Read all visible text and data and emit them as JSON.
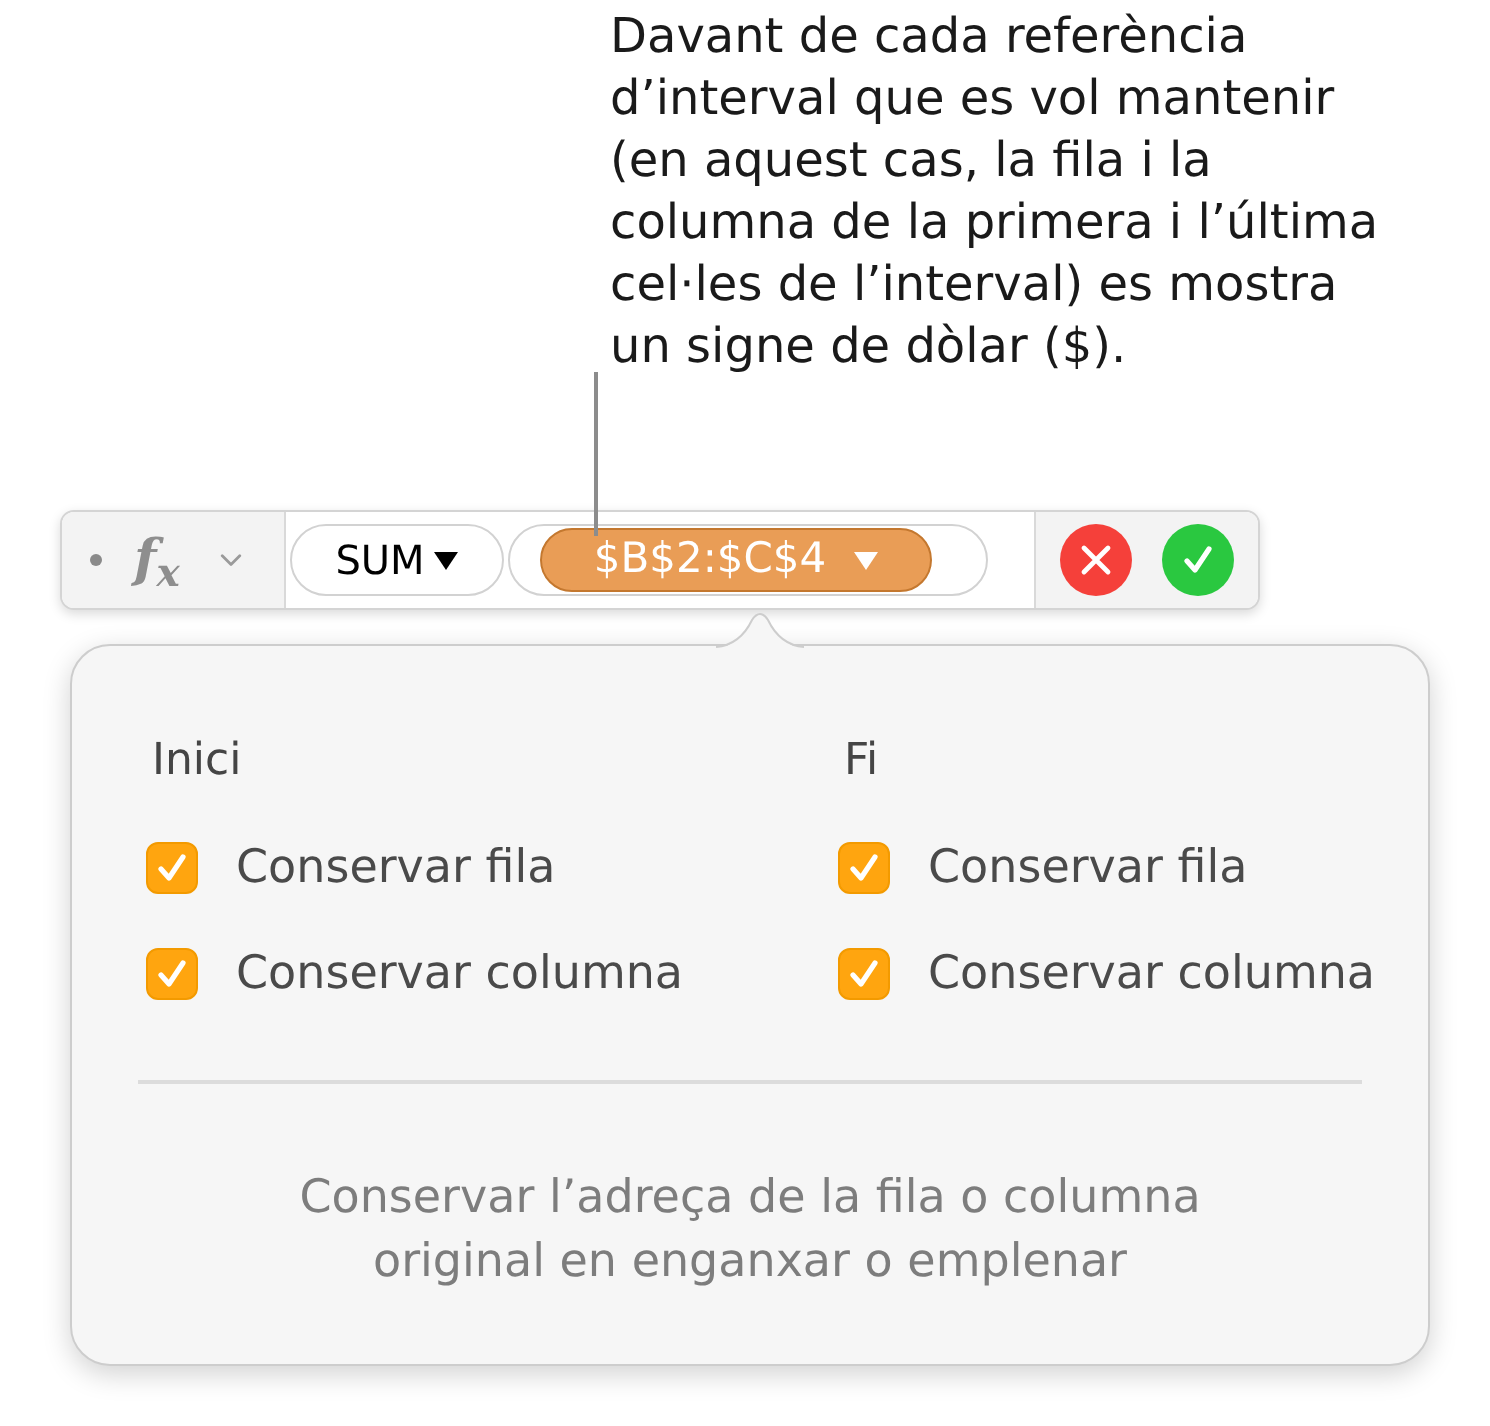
{
  "callout": {
    "text": "Davant de cada referència d’interval que es vol mantenir (en aquest cas, la fila i la columna de la primera i l’última cel·les de l’interval) es mostra un signe de dòlar ($)."
  },
  "formula_bar": {
    "function_symbol": "f$_{x}$",
    "function_name": "SUM",
    "range_token": {
      "text": "$B$2:$C$4",
      "selected": true
    }
  },
  "popover": {
    "columns": [
      {
        "heading": "Inici",
        "options": [
          {
            "label": "Conservar fila",
            "checked": true
          },
          {
            "label": "Conservar columna",
            "checked": true
          }
        ]
      },
      {
        "heading": "Fi",
        "options": [
          {
            "label": "Conservar fila",
            "checked": true
          },
          {
            "label": "Conservar columna",
            "checked": true
          }
        ]
      }
    ],
    "description": "Conservar l’adreça de la fila o columna original en enganxar o emplenar"
  }
}
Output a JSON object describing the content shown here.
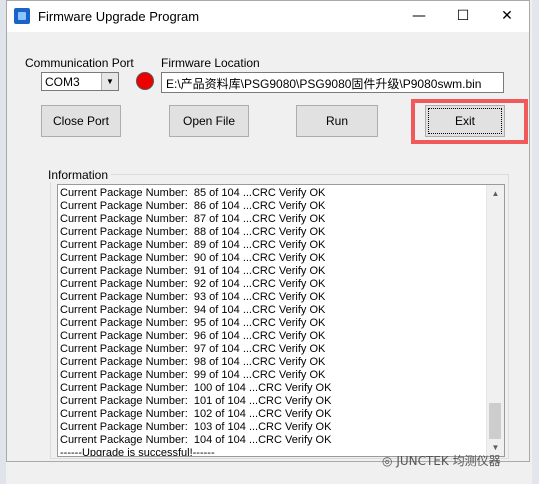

============================================================

Without the pictures, write out all of the material exactly.

Read all visible text and data and emit them as JSON.
{
  "callout": {
    "text": "Davant de cada referència d’interval que es vol mantenir (en aquest cas, la fila i la columna de la primera i l’última cel·les de l’interval) es mostra un signe de dòlar ($)."
  },
  "formula_bar": {
    "function_symbol": "f$_{x}$",
    "function_name": "SUM",
    "range_token": {
      "text": "$B$2:$C$4",
      "selected": true
    }
  },
  "popover": {
    "columns": [
      {
        "heading": "Inici",
        "options": [
          {
            "label": "Conservar fila",
            "checked": true
          },
          {
            "label": "Conservar columna",
            "checked": true
          }
        ]
      },
      {
        "heading": "Fi",
        "options": [
          {
            "label": "Conservar fila",
            "checked": true
          },
          {
            "label": "Conservar columna",
            "checked": true
          }
        ]
      }
    ],
    "description": "Conservar l’adreça de la fila o columna original en enganxar o emplenar"
  }
}
Output a JSON object describing the content shown here.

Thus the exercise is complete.